┌────────
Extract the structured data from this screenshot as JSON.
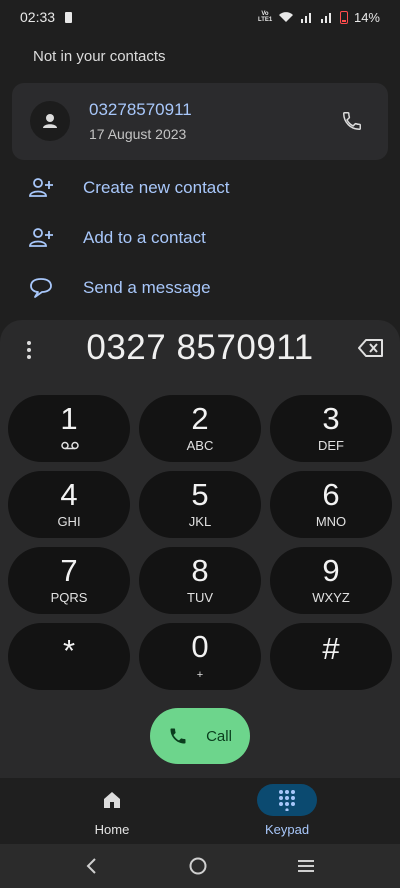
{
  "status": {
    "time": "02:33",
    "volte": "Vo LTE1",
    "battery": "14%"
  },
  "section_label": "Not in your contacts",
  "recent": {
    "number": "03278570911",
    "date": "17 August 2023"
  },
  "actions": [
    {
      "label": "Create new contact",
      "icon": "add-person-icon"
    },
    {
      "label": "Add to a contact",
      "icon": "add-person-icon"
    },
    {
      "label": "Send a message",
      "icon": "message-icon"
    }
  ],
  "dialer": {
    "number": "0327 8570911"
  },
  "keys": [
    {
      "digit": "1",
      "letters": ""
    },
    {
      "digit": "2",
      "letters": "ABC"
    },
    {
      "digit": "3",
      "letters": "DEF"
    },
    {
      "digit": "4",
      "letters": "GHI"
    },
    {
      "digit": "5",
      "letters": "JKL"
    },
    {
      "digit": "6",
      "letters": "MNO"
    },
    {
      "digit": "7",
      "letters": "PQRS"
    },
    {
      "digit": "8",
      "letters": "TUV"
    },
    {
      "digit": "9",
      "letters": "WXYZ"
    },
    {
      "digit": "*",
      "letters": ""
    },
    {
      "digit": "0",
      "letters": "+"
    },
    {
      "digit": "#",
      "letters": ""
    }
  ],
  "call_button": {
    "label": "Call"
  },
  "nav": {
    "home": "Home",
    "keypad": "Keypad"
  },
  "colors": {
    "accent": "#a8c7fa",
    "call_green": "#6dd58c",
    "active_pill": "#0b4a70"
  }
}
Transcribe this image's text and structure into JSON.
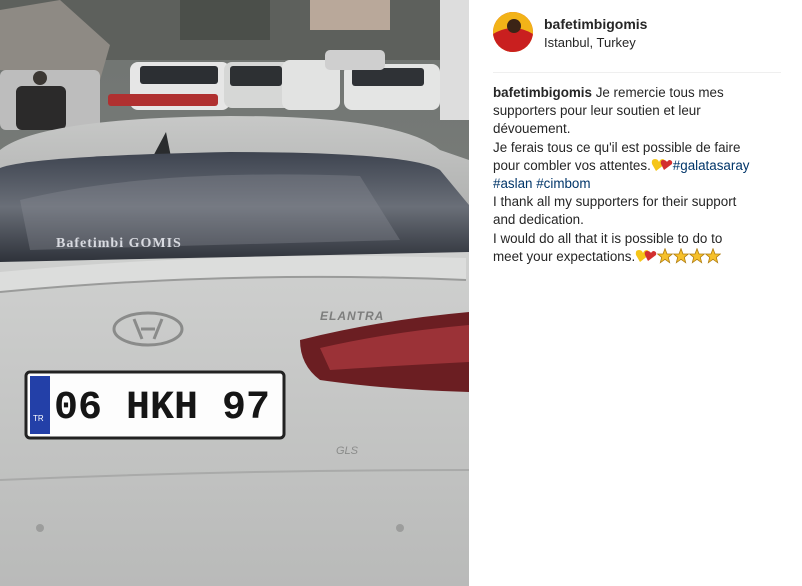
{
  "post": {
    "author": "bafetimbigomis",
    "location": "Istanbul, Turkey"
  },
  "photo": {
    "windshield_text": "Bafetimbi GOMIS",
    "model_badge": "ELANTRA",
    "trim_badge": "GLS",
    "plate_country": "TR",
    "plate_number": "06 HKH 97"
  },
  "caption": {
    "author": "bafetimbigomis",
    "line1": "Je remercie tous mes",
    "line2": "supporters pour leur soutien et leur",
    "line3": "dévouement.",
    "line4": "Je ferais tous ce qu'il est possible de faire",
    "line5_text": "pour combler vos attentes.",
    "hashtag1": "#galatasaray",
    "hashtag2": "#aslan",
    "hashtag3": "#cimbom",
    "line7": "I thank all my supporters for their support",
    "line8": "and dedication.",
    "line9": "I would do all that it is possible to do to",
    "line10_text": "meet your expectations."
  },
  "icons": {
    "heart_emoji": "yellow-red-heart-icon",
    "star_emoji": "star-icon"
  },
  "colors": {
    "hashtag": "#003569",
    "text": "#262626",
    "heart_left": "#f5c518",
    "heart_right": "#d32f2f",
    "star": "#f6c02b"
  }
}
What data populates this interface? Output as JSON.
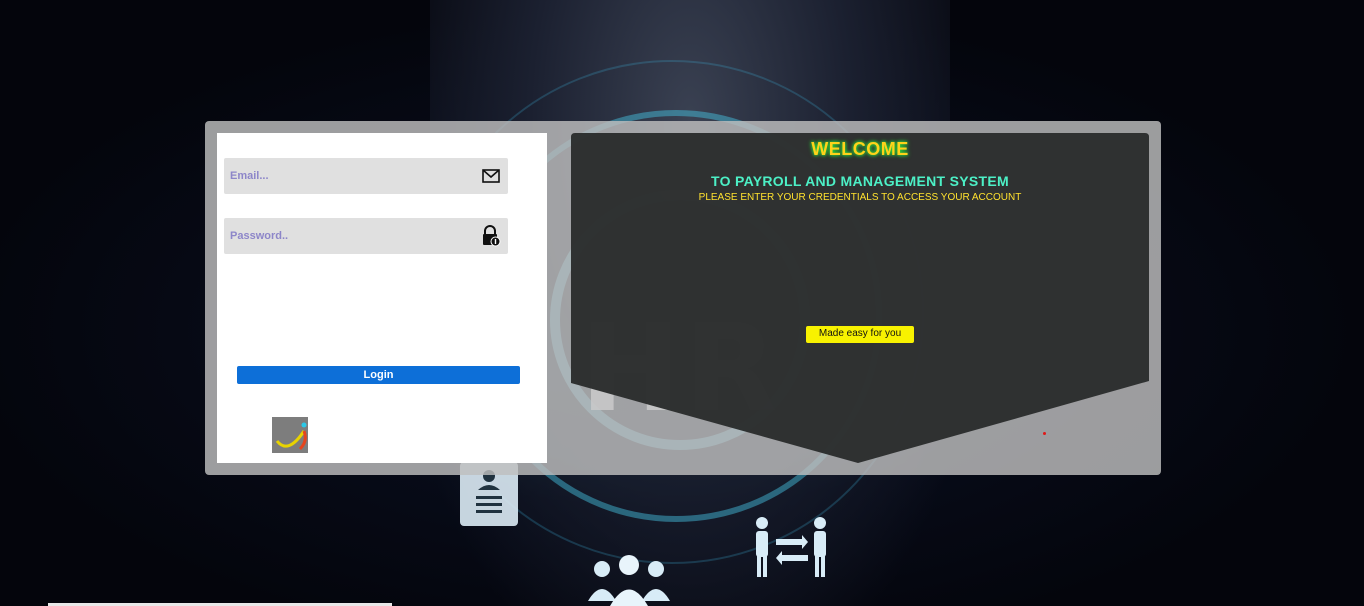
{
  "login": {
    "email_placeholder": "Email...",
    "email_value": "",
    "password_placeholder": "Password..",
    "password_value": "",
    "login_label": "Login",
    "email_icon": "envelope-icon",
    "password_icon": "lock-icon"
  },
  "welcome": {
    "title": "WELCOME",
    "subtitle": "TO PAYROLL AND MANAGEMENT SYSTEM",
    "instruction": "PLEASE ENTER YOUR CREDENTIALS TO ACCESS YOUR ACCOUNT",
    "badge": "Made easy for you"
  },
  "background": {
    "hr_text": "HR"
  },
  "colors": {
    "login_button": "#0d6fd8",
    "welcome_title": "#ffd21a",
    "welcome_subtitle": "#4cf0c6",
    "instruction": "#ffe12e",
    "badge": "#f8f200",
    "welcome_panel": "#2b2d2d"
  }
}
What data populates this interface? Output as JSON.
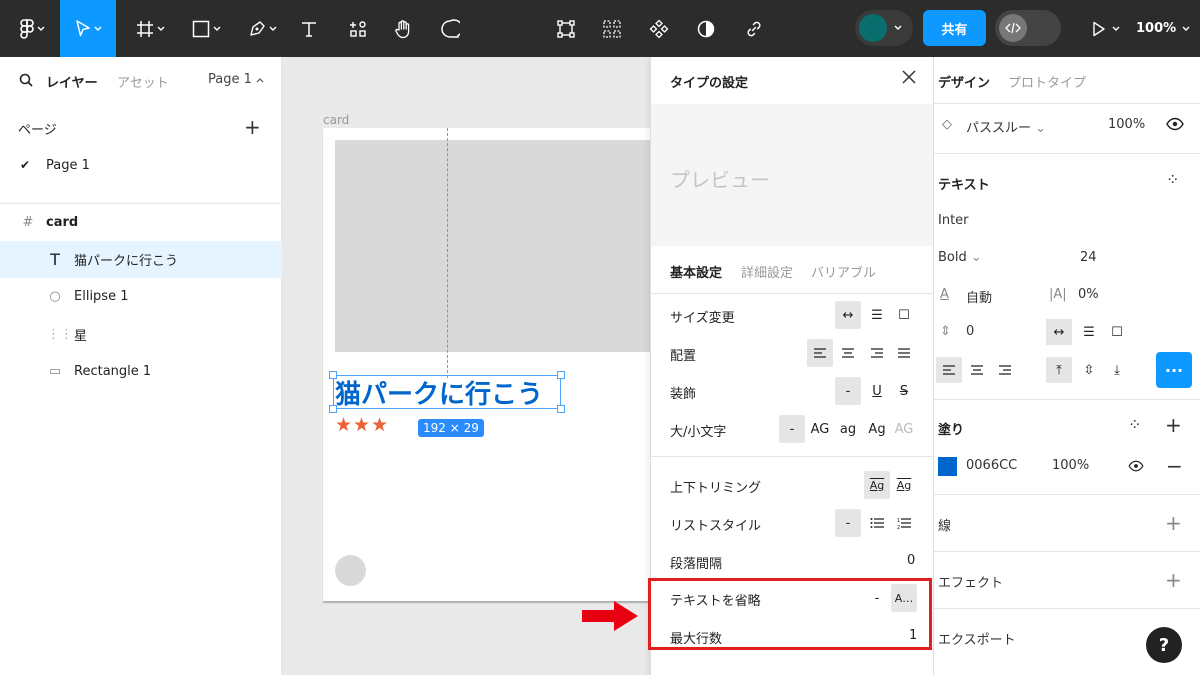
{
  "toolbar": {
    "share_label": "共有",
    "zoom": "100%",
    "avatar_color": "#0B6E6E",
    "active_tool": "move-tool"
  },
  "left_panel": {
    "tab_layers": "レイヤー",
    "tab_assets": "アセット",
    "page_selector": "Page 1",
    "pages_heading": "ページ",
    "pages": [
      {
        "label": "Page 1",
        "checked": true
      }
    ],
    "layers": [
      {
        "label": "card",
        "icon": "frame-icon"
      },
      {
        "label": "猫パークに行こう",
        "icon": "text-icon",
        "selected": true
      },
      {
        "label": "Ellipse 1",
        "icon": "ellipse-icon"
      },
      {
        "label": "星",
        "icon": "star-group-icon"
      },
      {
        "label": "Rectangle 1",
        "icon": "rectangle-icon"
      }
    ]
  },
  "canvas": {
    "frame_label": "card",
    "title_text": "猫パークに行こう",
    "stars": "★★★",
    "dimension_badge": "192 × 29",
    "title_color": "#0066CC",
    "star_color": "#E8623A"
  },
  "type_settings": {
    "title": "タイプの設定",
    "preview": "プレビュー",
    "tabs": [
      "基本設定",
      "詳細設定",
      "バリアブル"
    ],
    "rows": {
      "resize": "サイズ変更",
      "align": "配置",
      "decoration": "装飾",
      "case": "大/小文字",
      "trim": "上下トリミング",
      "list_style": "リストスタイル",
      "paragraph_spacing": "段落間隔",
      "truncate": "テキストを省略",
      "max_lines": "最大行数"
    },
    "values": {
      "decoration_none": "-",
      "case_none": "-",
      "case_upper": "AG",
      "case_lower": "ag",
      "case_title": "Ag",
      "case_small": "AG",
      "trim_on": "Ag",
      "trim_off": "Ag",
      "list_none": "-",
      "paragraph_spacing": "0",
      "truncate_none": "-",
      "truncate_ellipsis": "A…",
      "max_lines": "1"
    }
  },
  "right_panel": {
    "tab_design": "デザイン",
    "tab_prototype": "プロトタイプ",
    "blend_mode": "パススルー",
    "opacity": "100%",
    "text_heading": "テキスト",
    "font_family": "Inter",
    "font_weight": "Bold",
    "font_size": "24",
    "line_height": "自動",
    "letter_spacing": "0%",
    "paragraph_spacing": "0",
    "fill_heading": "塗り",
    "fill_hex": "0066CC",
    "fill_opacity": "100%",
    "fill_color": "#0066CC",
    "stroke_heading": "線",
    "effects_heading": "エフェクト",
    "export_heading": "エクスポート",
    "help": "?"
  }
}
└────────
Indicate how many lines of the material contain the string "tous", giving the number and nothing more.

2